- **WHAT TO DO**
Identify the lines holding "JSON" and copy them.

Start of THE DATA

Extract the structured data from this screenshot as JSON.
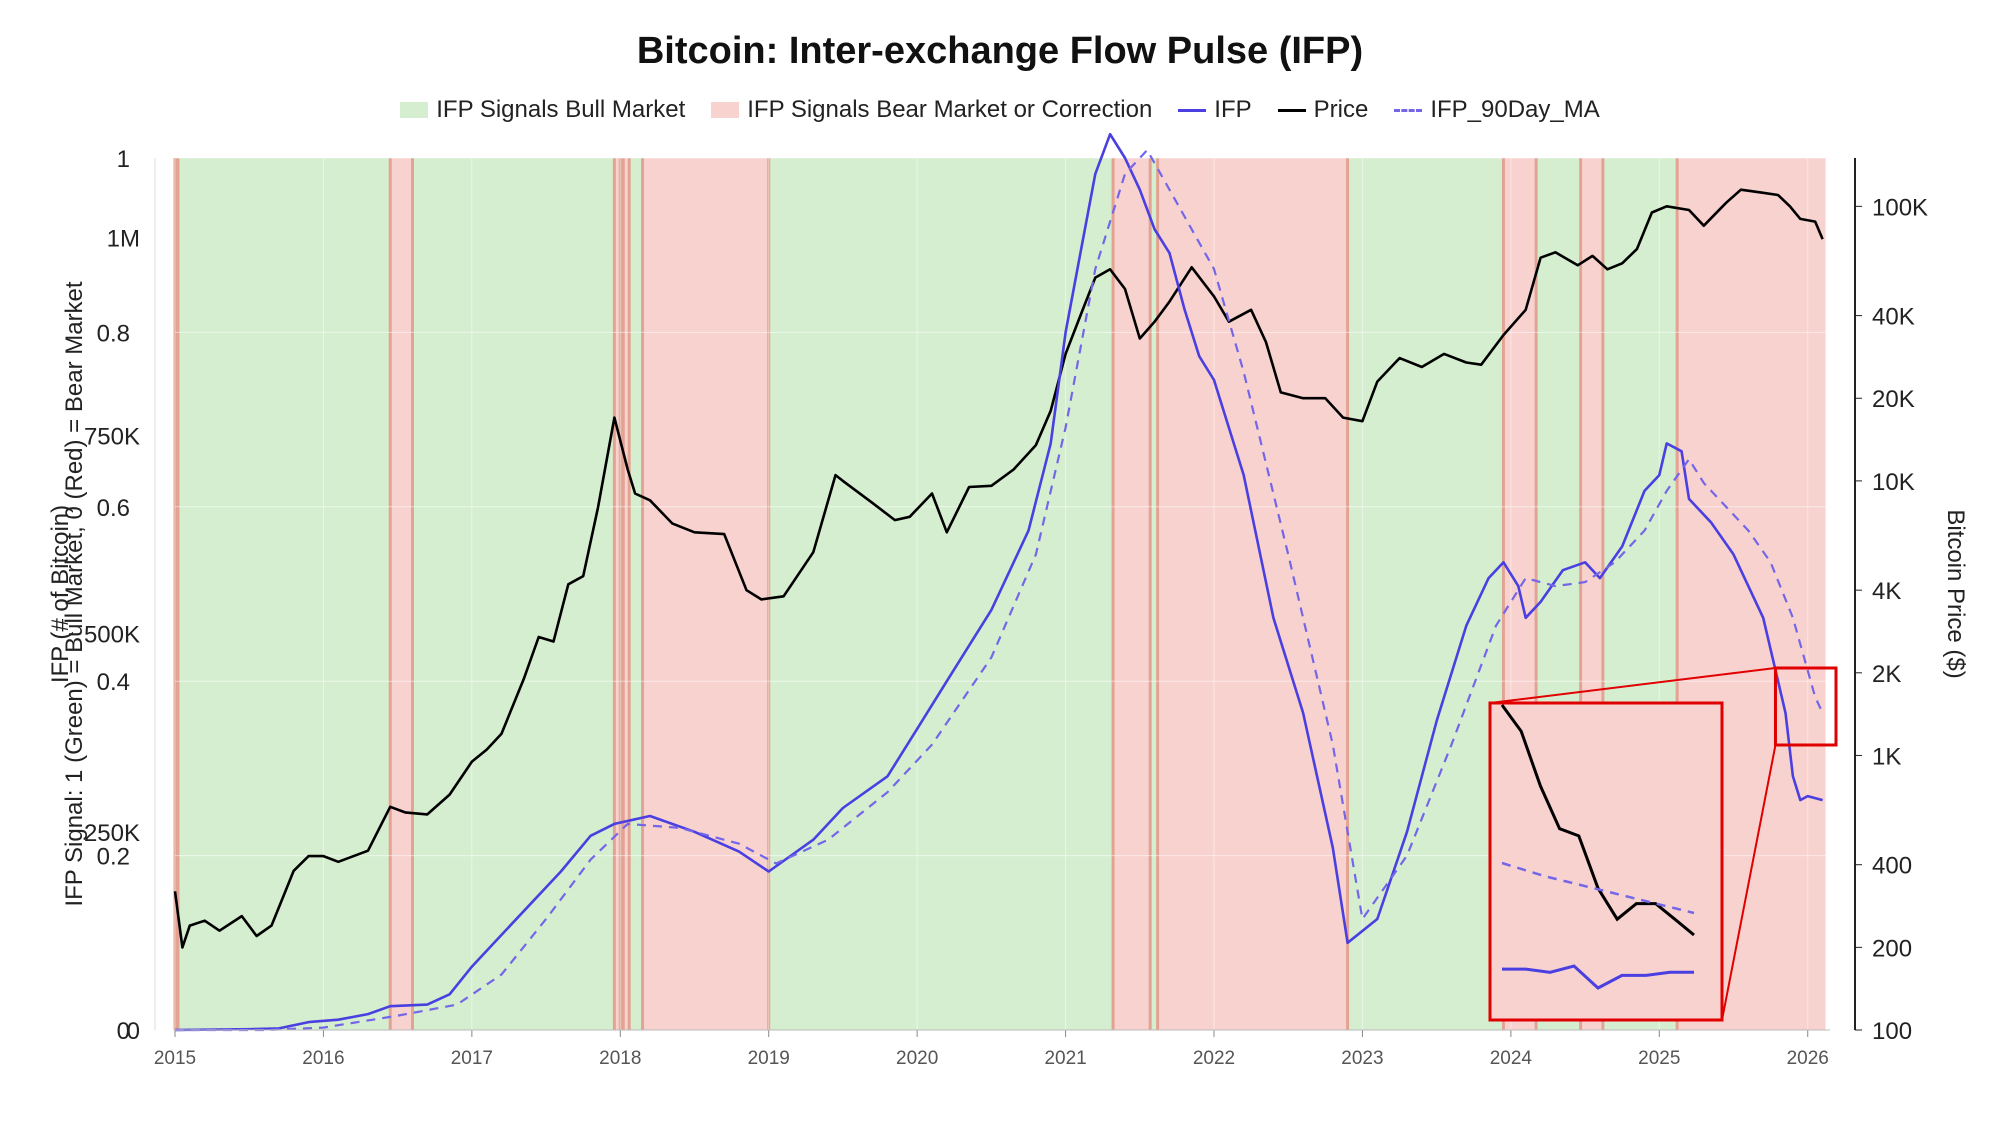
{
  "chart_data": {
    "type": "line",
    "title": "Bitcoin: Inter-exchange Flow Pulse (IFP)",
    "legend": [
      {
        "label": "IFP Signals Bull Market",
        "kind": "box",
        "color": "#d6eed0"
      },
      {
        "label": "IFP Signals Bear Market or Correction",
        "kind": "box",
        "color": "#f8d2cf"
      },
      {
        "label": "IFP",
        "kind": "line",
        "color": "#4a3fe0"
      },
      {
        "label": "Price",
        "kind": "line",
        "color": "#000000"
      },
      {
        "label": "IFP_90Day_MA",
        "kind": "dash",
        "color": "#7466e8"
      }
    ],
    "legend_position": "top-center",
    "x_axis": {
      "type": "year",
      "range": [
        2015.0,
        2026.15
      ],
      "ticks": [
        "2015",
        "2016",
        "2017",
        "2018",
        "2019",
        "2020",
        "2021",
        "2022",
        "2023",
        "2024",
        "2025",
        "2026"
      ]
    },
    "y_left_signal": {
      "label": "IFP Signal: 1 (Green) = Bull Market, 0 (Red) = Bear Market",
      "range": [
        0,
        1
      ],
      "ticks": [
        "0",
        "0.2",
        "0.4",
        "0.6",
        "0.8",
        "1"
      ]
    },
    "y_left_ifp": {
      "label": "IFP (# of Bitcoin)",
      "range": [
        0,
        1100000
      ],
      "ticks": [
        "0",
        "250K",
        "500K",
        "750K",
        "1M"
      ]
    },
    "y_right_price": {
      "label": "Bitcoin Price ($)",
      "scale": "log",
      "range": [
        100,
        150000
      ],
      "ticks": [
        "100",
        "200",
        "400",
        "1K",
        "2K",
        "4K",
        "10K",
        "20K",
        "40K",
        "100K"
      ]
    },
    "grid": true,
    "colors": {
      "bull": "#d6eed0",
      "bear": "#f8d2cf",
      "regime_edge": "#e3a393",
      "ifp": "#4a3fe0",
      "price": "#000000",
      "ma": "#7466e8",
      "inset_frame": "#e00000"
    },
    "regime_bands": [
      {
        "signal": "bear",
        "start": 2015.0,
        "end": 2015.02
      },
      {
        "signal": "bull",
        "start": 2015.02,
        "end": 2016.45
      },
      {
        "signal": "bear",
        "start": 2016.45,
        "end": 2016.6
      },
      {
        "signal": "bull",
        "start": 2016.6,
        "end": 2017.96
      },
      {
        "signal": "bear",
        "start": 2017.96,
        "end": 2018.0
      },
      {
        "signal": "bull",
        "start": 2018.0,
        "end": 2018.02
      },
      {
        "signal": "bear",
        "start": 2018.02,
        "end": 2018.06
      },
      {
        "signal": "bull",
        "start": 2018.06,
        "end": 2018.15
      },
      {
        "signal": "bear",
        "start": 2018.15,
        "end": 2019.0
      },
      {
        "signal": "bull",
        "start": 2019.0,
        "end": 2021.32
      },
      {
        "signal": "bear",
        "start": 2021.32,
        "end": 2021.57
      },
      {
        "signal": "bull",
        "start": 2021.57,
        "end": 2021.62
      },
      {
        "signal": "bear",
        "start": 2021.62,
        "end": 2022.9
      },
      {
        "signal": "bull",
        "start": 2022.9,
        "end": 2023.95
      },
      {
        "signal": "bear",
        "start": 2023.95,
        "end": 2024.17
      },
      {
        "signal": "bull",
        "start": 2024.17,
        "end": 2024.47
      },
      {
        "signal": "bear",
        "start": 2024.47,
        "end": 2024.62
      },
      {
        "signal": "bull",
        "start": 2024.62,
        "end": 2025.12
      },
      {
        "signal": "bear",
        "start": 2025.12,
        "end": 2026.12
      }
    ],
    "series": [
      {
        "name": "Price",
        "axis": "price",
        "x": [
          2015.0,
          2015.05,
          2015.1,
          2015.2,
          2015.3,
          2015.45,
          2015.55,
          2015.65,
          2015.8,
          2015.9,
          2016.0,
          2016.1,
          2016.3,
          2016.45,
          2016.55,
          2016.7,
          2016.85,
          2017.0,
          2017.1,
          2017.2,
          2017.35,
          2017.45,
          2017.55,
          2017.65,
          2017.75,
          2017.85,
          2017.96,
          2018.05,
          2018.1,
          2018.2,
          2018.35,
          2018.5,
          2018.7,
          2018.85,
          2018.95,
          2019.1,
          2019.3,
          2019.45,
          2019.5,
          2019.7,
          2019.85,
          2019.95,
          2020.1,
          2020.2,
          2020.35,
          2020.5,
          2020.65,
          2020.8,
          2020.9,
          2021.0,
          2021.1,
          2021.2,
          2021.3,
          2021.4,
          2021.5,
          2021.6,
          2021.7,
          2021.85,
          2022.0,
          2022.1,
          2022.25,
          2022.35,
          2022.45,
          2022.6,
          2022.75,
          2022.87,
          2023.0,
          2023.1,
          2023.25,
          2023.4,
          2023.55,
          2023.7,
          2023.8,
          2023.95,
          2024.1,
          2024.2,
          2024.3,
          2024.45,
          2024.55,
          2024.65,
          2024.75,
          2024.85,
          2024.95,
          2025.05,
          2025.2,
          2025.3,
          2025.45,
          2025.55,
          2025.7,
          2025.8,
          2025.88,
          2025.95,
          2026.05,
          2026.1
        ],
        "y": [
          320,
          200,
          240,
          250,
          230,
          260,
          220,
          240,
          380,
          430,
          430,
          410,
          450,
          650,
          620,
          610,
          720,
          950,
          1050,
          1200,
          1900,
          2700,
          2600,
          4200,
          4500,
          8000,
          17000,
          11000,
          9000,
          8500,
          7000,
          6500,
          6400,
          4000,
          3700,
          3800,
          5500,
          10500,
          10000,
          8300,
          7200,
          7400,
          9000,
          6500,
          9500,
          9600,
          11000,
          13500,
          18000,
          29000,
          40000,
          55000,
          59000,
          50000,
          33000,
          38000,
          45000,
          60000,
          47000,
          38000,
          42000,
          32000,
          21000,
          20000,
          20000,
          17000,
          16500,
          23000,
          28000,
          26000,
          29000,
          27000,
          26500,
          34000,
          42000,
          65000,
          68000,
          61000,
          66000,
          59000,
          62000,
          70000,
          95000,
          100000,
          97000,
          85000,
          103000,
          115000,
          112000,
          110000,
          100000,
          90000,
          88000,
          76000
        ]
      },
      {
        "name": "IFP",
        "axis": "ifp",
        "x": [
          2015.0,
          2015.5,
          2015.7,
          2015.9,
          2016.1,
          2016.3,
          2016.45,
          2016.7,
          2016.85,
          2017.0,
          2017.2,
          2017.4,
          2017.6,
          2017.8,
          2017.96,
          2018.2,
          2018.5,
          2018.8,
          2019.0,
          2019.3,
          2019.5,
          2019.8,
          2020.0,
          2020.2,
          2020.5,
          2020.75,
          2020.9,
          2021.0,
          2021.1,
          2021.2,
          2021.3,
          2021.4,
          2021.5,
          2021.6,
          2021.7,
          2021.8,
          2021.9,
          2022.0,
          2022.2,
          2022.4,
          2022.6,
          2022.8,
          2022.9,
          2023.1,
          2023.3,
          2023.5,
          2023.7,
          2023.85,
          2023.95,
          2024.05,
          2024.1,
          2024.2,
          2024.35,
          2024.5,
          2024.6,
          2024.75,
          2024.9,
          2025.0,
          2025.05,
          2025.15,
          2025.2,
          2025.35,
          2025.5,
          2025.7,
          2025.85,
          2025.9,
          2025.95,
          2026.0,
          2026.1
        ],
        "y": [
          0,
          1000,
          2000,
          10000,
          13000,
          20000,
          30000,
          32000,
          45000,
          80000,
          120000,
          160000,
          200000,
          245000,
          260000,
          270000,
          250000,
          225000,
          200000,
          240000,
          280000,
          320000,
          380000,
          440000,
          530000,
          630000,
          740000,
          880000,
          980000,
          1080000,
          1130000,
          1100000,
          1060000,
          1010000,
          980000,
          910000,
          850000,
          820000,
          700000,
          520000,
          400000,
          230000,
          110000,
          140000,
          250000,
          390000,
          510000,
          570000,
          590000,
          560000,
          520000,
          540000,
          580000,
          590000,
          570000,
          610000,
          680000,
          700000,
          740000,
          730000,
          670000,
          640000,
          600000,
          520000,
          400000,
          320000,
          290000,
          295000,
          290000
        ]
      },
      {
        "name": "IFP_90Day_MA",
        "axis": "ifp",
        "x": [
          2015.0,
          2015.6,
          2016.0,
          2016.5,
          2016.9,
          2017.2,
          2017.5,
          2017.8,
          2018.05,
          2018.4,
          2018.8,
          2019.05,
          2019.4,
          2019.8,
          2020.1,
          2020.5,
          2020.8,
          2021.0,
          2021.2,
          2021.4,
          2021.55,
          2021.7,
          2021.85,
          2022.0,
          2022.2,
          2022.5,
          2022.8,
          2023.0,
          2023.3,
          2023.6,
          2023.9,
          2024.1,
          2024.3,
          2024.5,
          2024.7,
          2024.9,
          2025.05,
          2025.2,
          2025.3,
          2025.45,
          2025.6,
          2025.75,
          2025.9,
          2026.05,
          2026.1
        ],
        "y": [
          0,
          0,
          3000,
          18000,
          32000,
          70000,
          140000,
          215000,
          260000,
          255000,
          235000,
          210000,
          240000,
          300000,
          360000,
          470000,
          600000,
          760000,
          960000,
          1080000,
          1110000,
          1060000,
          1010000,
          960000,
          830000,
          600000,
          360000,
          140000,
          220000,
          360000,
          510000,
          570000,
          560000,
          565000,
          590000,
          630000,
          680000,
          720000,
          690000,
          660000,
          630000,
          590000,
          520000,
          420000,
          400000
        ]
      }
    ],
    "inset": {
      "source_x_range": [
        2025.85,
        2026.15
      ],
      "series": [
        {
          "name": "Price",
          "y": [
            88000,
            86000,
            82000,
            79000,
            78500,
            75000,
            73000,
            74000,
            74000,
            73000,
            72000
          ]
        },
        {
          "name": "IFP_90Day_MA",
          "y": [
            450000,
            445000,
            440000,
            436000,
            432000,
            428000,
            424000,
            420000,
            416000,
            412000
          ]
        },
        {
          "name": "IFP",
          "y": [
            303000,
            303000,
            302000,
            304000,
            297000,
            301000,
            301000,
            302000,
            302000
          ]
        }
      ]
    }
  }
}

End of THE DATA
Start of THE DATA

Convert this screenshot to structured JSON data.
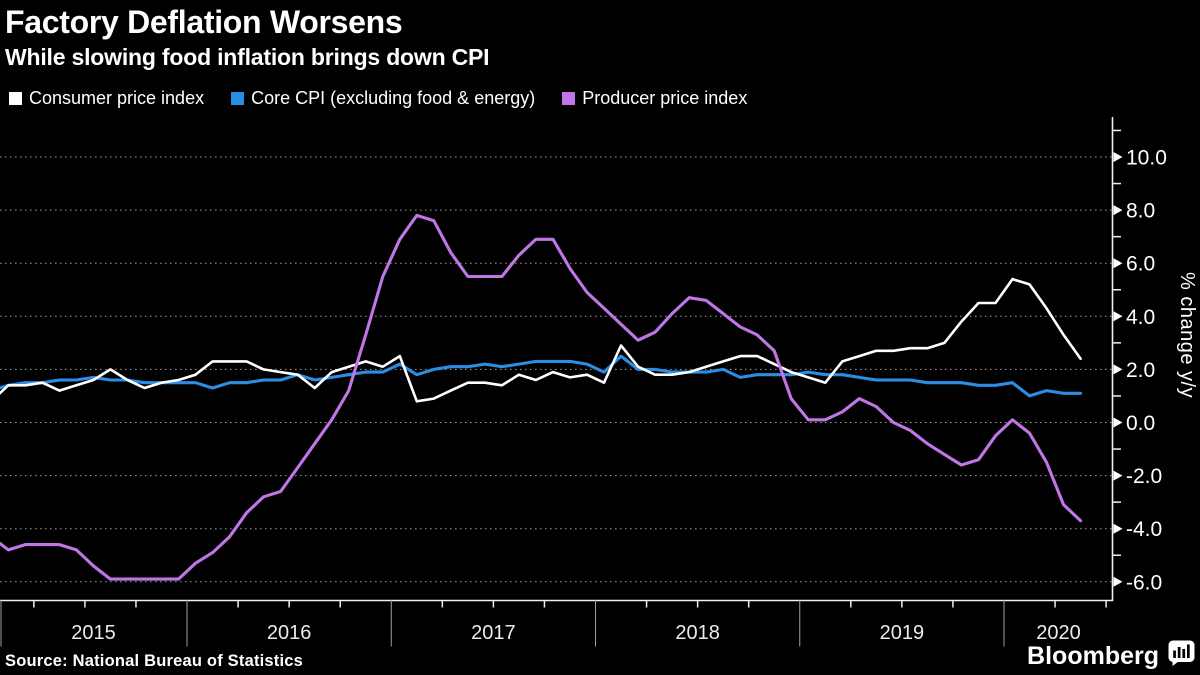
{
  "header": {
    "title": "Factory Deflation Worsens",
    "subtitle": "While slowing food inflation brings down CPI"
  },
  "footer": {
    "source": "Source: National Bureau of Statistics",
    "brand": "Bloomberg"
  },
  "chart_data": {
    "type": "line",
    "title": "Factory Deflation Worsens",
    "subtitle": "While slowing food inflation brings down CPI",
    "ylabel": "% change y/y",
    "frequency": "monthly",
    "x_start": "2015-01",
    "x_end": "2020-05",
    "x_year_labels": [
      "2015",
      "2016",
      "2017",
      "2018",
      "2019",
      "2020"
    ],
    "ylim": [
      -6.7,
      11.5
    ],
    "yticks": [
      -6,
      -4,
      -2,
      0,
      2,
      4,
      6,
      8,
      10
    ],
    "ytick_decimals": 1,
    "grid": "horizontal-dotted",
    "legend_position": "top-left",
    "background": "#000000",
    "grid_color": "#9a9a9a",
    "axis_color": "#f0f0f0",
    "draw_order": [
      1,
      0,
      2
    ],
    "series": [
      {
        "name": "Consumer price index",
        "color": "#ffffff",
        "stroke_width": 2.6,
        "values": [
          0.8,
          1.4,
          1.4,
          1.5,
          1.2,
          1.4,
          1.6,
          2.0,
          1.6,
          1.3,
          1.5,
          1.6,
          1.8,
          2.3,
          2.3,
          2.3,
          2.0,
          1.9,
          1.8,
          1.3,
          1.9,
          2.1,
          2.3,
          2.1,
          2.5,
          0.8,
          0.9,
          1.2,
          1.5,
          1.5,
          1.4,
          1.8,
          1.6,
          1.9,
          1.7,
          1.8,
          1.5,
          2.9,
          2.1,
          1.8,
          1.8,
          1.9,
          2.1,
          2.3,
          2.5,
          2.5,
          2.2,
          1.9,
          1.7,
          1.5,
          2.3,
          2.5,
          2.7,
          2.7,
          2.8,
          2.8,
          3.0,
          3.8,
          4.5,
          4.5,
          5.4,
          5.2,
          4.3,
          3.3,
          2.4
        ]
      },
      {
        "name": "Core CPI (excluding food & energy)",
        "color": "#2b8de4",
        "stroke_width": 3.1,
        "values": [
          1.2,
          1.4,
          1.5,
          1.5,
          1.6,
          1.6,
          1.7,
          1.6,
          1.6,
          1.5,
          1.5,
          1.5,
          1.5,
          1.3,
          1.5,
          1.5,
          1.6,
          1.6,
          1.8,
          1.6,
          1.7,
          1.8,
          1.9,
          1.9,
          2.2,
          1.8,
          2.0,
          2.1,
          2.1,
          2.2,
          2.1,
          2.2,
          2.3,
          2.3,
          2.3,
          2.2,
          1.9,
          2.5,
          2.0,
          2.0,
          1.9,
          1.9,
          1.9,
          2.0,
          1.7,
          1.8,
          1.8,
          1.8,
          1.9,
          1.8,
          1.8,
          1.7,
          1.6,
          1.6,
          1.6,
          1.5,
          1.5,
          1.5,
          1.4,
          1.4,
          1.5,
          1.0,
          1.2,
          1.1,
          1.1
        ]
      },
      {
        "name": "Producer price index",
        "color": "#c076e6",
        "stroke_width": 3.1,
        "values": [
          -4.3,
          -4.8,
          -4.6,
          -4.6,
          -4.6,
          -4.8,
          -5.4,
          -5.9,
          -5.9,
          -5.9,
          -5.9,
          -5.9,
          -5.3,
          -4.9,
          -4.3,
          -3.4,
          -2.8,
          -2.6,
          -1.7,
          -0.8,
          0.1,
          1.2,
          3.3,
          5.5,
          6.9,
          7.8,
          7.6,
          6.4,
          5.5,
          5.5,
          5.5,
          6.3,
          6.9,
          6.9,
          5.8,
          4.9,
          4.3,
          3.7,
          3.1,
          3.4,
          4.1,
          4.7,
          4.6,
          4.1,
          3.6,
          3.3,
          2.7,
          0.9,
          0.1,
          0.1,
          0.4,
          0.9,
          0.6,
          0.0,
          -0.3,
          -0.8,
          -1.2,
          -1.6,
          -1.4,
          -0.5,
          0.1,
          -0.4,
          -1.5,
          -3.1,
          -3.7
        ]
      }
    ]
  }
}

End of THE DATA

- **SOLUTION TO THE PROBLEM**
Extract the structured data from this screenshot as JSON.
Convert this screenshot to structured JSON data.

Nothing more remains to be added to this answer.